Brief:
Reply with one number only: the count of lines below that contain the word "Zigzag".

Data for processing:
+ + +
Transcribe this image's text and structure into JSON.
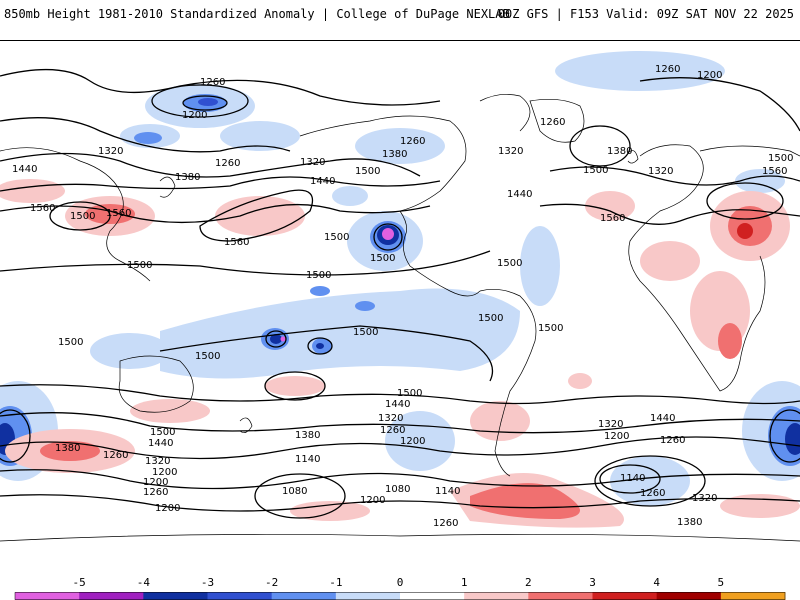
{
  "header": {
    "title": "850mb Height 1981-2010 Standardized Anomaly | College of DuPage NEXLAB",
    "run_info": "00Z GFS | F153 Valid: 09Z SAT NOV 22 2025"
  },
  "contour_labels": {
    "l1260a": "1260",
    "l1260b": "1260",
    "l1200a": "1200",
    "l1200b": "1200",
    "l1320a": "1320",
    "l1440a": "1440",
    "l1380a": "1380",
    "l1260c": "1260",
    "l1320b": "1320",
    "l1440b": "1440",
    "l1500a": "1500",
    "l1380b": "1380",
    "l1260d": "1260",
    "l1320c": "1320",
    "l1380c": "1380",
    "l1260e": "1260",
    "l1320d": "1320",
    "l1440c": "1440",
    "l1500b": "1500",
    "l1560a": "1560",
    "l1500c": "1500",
    "l1560b": "1560",
    "l1500d": "1500",
    "l1560c": "1560",
    "l1560d": "1560",
    "l1500e": "1500",
    "l1500f": "1500",
    "l1500g": "1500",
    "l1560e": "1560",
    "l1500h": "1500",
    "l1500i": "1500",
    "l1500j": "1500",
    "l1500k": "1500",
    "l1500l": "1500",
    "l1500m": "1500",
    "l1500n": "1500",
    "l1440d": "1440",
    "l1320e": "1320",
    "l1260f": "1260",
    "l1200c": "1200",
    "l1380d": "1380",
    "l1500o": "1500",
    "l1440e": "1440",
    "l1320f": "1320",
    "l1260g": "1260",
    "l1200d": "1200",
    "l1140a": "1140",
    "l1080a": "1080",
    "l1200e": "1200",
    "l1080b": "1080",
    "l1140b": "1140",
    "l1200f": "1200",
    "l1260h": "1260",
    "l1500p": "1500",
    "l1440f": "1440",
    "l1320g": "1320",
    "l1200g": "1200",
    "l1260i": "1260",
    "l1140c": "1140",
    "l1260j": "1260",
    "l1320h": "1320",
    "l1380e": "1380",
    "l1260k": "1260"
  },
  "colorbar": {
    "ticks": [
      "-5",
      "-4",
      "-3",
      "-2",
      "-1",
      "0",
      "1",
      "2",
      "3",
      "4",
      "5"
    ],
    "colors": [
      "#e060e0",
      "#a020c0",
      "#1030a0",
      "#3050d0",
      "#6090f0",
      "#c8dcf8",
      "#ffffff",
      "#f8c8c8",
      "#f07070",
      "#d02020",
      "#a00000",
      "#f0a020"
    ]
  }
}
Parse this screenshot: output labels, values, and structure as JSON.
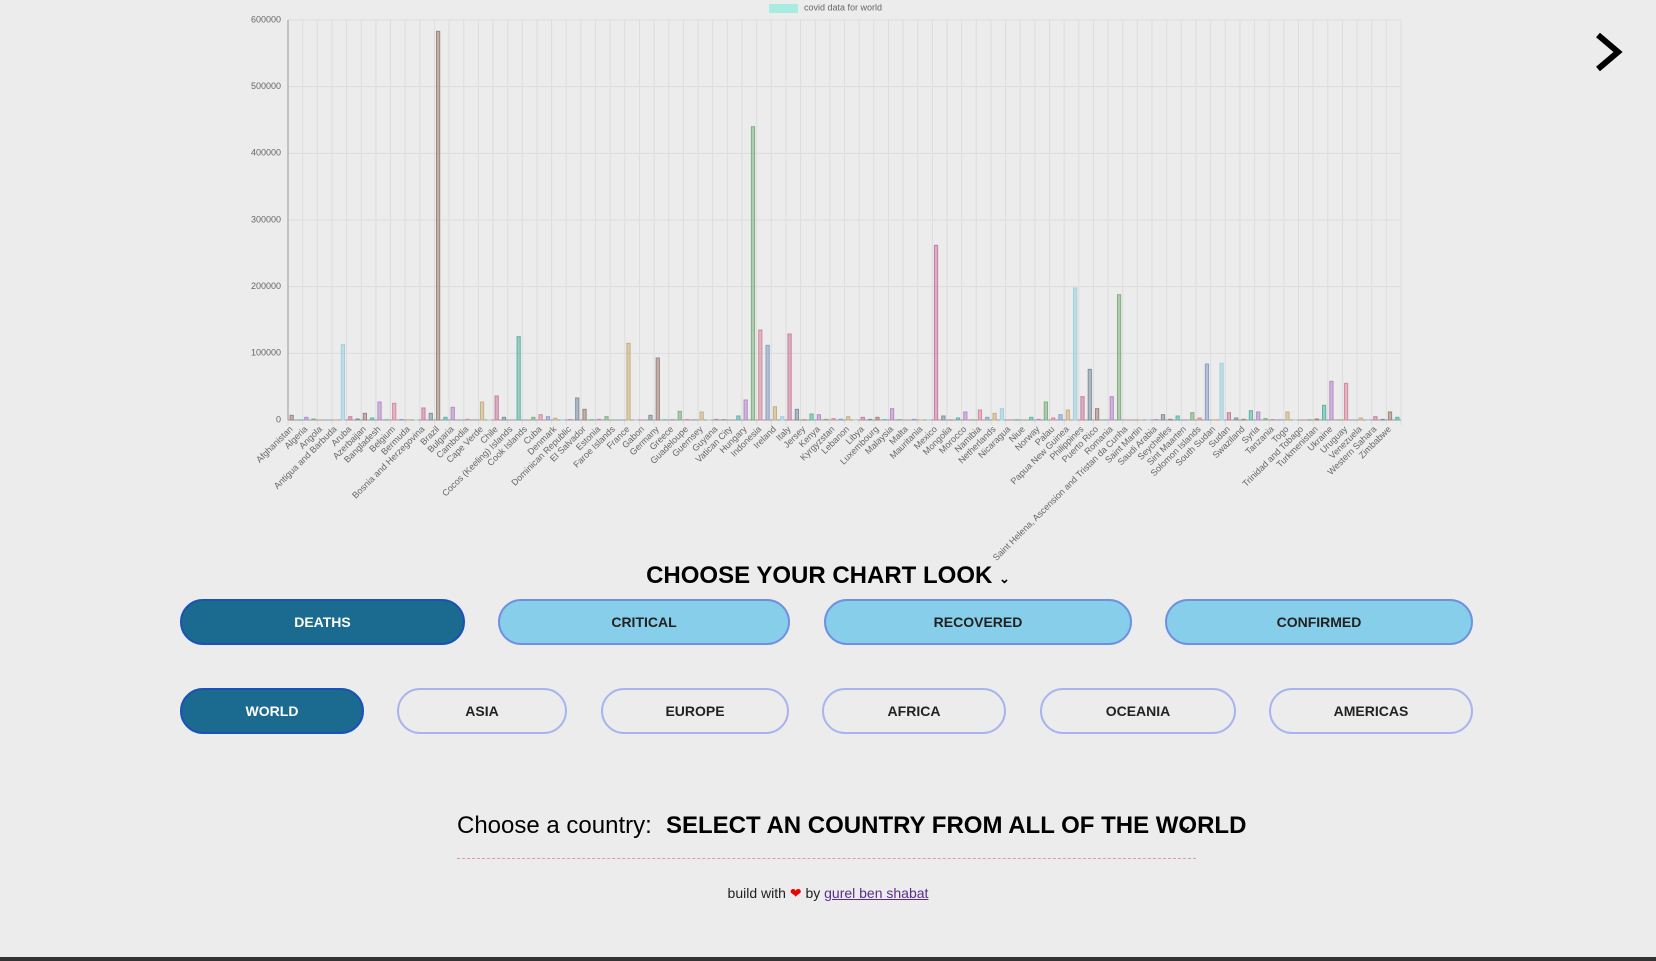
{
  "chart_data": {
    "type": "bar",
    "legend": "covid data for world",
    "legend_color": "#a8ecdf",
    "colors": [
      "#a0827d",
      "#5bb5a8",
      "#b58ac8",
      "#7fb07f",
      "#d58aa0",
      "#8a9fc8",
      "#c8b07f",
      "#9fd0e0",
      "#c87f9f",
      "#7f8fa0"
    ],
    "categories": [
      "Afghanistan",
      null,
      "Algeria",
      null,
      "Angola",
      null,
      "Antigua and Barbuda",
      null,
      "Aruba",
      null,
      "Azerbaijan",
      null,
      "Bangladesh",
      null,
      "Belgium",
      null,
      "Bermuda",
      null,
      "Bosnia and Herzegovina",
      null,
      "Brazil",
      null,
      "Bulgaria",
      null,
      "Cambodia",
      null,
      "Cape Verde",
      null,
      "Chile",
      null,
      "Cocos (Keeling) Islands",
      null,
      "Cook Islands",
      null,
      "Cuba",
      null,
      "Denmark",
      null,
      "Dominican Republic",
      null,
      "El Salvador",
      null,
      "Estonia",
      null,
      "Faroe Islands",
      null,
      "France",
      null,
      "Gabon",
      null,
      "Germany",
      null,
      "Greece",
      null,
      "Guadeloupe",
      null,
      "Guernsey",
      null,
      "Guyana",
      null,
      "Vatican City",
      null,
      "Hungary",
      null,
      "Indonesia",
      null,
      "Ireland",
      null,
      "Italy",
      null,
      "Jersey",
      null,
      "Kenya",
      null,
      "Kyrgyzstan",
      null,
      "Lebanon",
      null,
      "Libya",
      null,
      "Luxembourg",
      null,
      "Malaysia",
      null,
      "Malta",
      null,
      "Mauritania",
      null,
      "Mexico",
      null,
      "Mongolia",
      null,
      "Morocco",
      null,
      "Namibia",
      null,
      "Netherlands",
      null,
      "Nicaragua",
      null,
      "Niue",
      null,
      "Norway",
      null,
      "Palau",
      null,
      "Papua New Guinea",
      null,
      "Philippines",
      null,
      "Puerto Rico",
      null,
      "Romania",
      null,
      "Saint Helena, Ascension and Tristan da Cunha",
      null,
      "Saint Martin",
      null,
      "Saudi Arabia",
      null,
      "Seychelles",
      null,
      "Sint Maarten",
      null,
      "Solomon Islands",
      null,
      "South Sudan",
      null,
      "Sudan",
      null,
      "Swaziland",
      null,
      "Syria",
      null,
      "Tanzania",
      null,
      "Togo",
      null,
      "Trinidad and Tobago",
      null,
      "Turkmenistan",
      null,
      "Ukraine",
      null,
      "Uruguay",
      null,
      "Venezuela",
      null,
      "Western Sahara",
      null,
      "Zimbabwe",
      null
    ],
    "values": [
      7000,
      100,
      4000,
      1500,
      100,
      50,
      200,
      113000,
      5000,
      1500,
      10000,
      3000,
      27000,
      400,
      25000,
      800,
      500,
      100,
      18000,
      10000,
      583000,
      4000,
      19000,
      100,
      1000,
      200,
      27000,
      100,
      36000,
      4000,
      0,
      125000,
      0,
      4000,
      8000,
      5000,
      2500,
      300,
      600,
      33000,
      16000,
      400,
      1000,
      5000,
      0,
      100,
      115000,
      300,
      100,
      7000,
      93000,
      300,
      500,
      13000,
      700,
      300,
      12000,
      100,
      900,
      400,
      0,
      6000,
      30000,
      440000,
      135000,
      112000,
      20000,
      5000,
      129000,
      16000,
      300,
      9000,
      8000,
      1000,
      2000,
      1200,
      5000,
      300,
      4000,
      900,
      4000,
      500,
      17000,
      500,
      100,
      1000,
      100,
      400,
      262000,
      6000,
      100,
      3000,
      12000,
      300,
      15000,
      4000,
      10000,
      17000,
      100,
      200,
      0,
      4000,
      1000,
      27000,
      3000,
      8000,
      15000,
      198000,
      35000,
      76000,
      17000,
      100,
      35000,
      188000,
      100,
      0,
      100,
      300,
      500,
      8000,
      1000,
      6000,
      200,
      11000,
      3000,
      84000,
      300,
      85000,
      11000,
      3000,
      1000,
      14000,
      12000,
      2000,
      700,
      300,
      12000,
      200,
      100,
      200,
      1500,
      22000,
      58000,
      200,
      55000,
      100,
      3000,
      600,
      5000,
      1000,
      12000,
      4000
    ],
    "ylim": [
      0,
      600000
    ],
    "yticks": [
      0,
      100000,
      200000,
      300000,
      400000,
      500000,
      600000
    ],
    "grid": true
  },
  "controls": {
    "heading": "CHOOSE YOUR CHART LOOK",
    "metrics": [
      "DEATHS",
      "CRITICAL",
      "RECOVERED",
      "CONFIRMED"
    ],
    "regions": [
      "WORLD",
      "ASIA",
      "EUROPE",
      "AFRICA",
      "OCEANIA",
      "AMERICAS"
    ],
    "country_label": "Choose a country:",
    "country_select": "SELECT AN COUNTRY FROM ALL OF THE WORLD"
  },
  "footer": {
    "prefix": "build with",
    "by": "by",
    "author": "gurel ben shabat"
  }
}
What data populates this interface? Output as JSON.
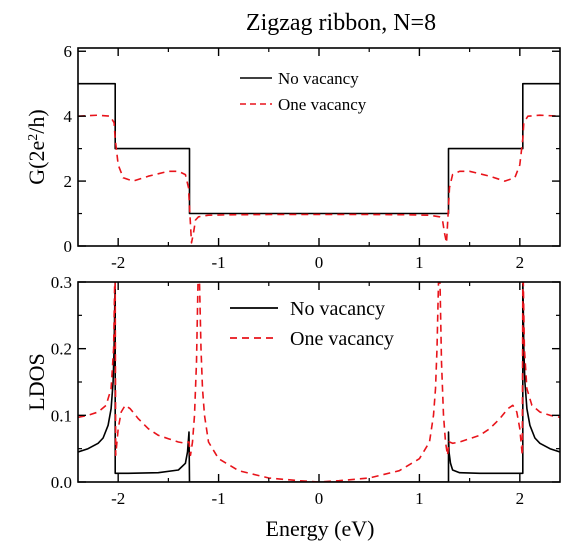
{
  "figure": {
    "title": "Zigzag ribbon, N=8",
    "xlabel": "Energy (eV)"
  },
  "colors": {
    "no_vacancy": "#000000",
    "one_vacancy": "#e8141b",
    "axis": "#000000"
  },
  "chart_data": [
    {
      "type": "line",
      "panel": "top",
      "title": "Zigzag ribbon, N=8",
      "ylabel": "G(2e²/h)",
      "ylabel_base": "G(2e",
      "ylabel_sup": "2",
      "ylabel_end": "/h)",
      "xlim": [
        -2.4,
        2.4
      ],
      "ylim": [
        0,
        6.1
      ],
      "xticks": [
        -2,
        -1,
        0,
        1,
        2
      ],
      "xtick_labels": [
        "-2",
        "-1",
        "0",
        "1",
        "2"
      ],
      "yticks": [
        0,
        2,
        4,
        6
      ],
      "ytick_labels": [
        "0",
        "2",
        "4",
        "6"
      ],
      "grid": false,
      "legend_position": "top-center",
      "series": [
        {
          "name": "No vacancy",
          "style": "solid",
          "x": [
            -2.4,
            -2.03,
            -2.03,
            -1.29,
            -1.29,
            1.29,
            1.29,
            2.03,
            2.03,
            2.4
          ],
          "y": [
            5,
            5,
            3,
            3,
            1,
            1,
            3,
            3,
            5,
            5
          ]
        },
        {
          "name": "One vacancy",
          "style": "dashed",
          "x": [
            -2.4,
            -2.2,
            -2.08,
            -2.04,
            -2.03,
            -2.0,
            -1.95,
            -1.85,
            -1.7,
            -1.5,
            -1.4,
            -1.33,
            -1.3,
            -1.29,
            -1.27,
            -1.25,
            -1.23,
            -1.2,
            -1.1,
            -0.9,
            -0.5,
            0,
            0.5,
            0.9,
            1.1,
            1.2,
            1.23,
            1.25,
            1.27,
            1.29,
            1.3,
            1.33,
            1.4,
            1.5,
            1.7,
            1.85,
            1.95,
            2.0,
            2.03,
            2.04,
            2.08,
            2.2,
            2.4
          ],
          "y": [
            4.0,
            4.03,
            4.0,
            3.8,
            3.3,
            2.5,
            2.1,
            2.0,
            2.15,
            2.3,
            2.3,
            2.2,
            1.8,
            1.2,
            0.1,
            0.4,
            0.8,
            0.9,
            0.95,
            0.96,
            0.97,
            0.97,
            0.97,
            0.96,
            0.95,
            0.9,
            0.8,
            0.4,
            0.1,
            1.2,
            1.8,
            2.2,
            2.3,
            2.3,
            2.15,
            2.0,
            2.1,
            2.5,
            3.3,
            3.8,
            4.0,
            4.03,
            4.0
          ]
        }
      ]
    },
    {
      "type": "line",
      "panel": "bottom",
      "ylabel": "LDOS",
      "xlabel": "Energy (eV)",
      "xlim": [
        -2.4,
        2.4
      ],
      "ylim": [
        0,
        0.3
      ],
      "xticks": [
        -2,
        -1,
        0,
        1,
        2
      ],
      "xtick_labels": [
        "-2",
        "-1",
        "0",
        "1",
        "2"
      ],
      "yticks": [
        0,
        0.1,
        0.2,
        0.3
      ],
      "ytick_labels": [
        "0.0",
        "0.1",
        "0.2",
        "0.3"
      ],
      "grid": false,
      "legend_position": "top-center",
      "series": [
        {
          "name": "No vacancy",
          "style": "solid",
          "x": [
            -2.4,
            -2.3,
            -2.2,
            -2.15,
            -2.1,
            -2.07,
            -2.05,
            -2.04,
            -2.035,
            -2.03,
            -2.03,
            -2.02,
            -1.9,
            -1.6,
            -1.4,
            -1.33,
            -1.31,
            -1.295,
            -1.29,
            -1.29,
            -1.28,
            -1.0,
            0,
            1.0,
            1.28,
            1.29,
            1.29,
            1.295,
            1.31,
            1.33,
            1.4,
            1.6,
            1.9,
            2.02,
            2.03,
            2.03,
            2.035,
            2.04,
            2.05,
            2.07,
            2.1,
            2.15,
            2.2,
            2.3,
            2.4
          ],
          "y": [
            0.045,
            0.05,
            0.058,
            0.066,
            0.085,
            0.11,
            0.15,
            0.2,
            0.26,
            0.3,
            0.013,
            0.013,
            0.013,
            0.014,
            0.018,
            0.028,
            0.045,
            0.075,
            0.0,
            0.0,
            0.0,
            0.0,
            0.0,
            0.0,
            0.0,
            0.0,
            0.075,
            0.045,
            0.028,
            0.018,
            0.014,
            0.013,
            0.013,
            0.013,
            0.013,
            0.3,
            0.26,
            0.2,
            0.15,
            0.11,
            0.085,
            0.066,
            0.058,
            0.05,
            0.045
          ]
        },
        {
          "name": "One vacancy",
          "style": "dashed",
          "x": [
            -2.4,
            -2.3,
            -2.2,
            -2.12,
            -2.07,
            -2.045,
            -2.035,
            -2.03,
            -2.025,
            -2.0,
            -1.97,
            -1.93,
            -1.88,
            -1.8,
            -1.7,
            -1.6,
            -1.5,
            -1.4,
            -1.33,
            -1.3,
            -1.295,
            -1.28,
            -1.26,
            -1.24,
            -1.22,
            -1.205,
            -1.19,
            -1.175,
            -1.16,
            -1.14,
            -1.1,
            -1.0,
            -0.8,
            -0.5,
            -0.2,
            0,
            0.2,
            0.5,
            0.8,
            1.0,
            1.1,
            1.14,
            1.16,
            1.175,
            1.19,
            1.205,
            1.22,
            1.24,
            1.26,
            1.28,
            1.295,
            1.3,
            1.33,
            1.4,
            1.5,
            1.6,
            1.7,
            1.8,
            1.88,
            1.93,
            1.97,
            2.0,
            2.025,
            2.03,
            2.035,
            2.045,
            2.07,
            2.12,
            2.2,
            2.3,
            2.4
          ],
          "y": [
            0.097,
            0.1,
            0.105,
            0.115,
            0.14,
            0.2,
            0.3,
            0.3,
            0.04,
            0.08,
            0.105,
            0.115,
            0.11,
            0.095,
            0.08,
            0.07,
            0.065,
            0.06,
            0.058,
            0.06,
            0.06,
            0.04,
            0.06,
            0.1,
            0.18,
            0.3,
            0.3,
            0.2,
            0.14,
            0.1,
            0.06,
            0.035,
            0.017,
            0.006,
            0.002,
            0.0,
            0.002,
            0.006,
            0.017,
            0.035,
            0.06,
            0.1,
            0.14,
            0.2,
            0.3,
            0.3,
            0.18,
            0.1,
            0.06,
            0.04,
            0.06,
            0.06,
            0.058,
            0.06,
            0.065,
            0.07,
            0.08,
            0.095,
            0.11,
            0.115,
            0.105,
            0.08,
            0.04,
            0.3,
            0.3,
            0.2,
            0.14,
            0.115,
            0.105,
            0.1,
            0.097
          ]
        }
      ]
    }
  ]
}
+ + +
Result for this exercise:
2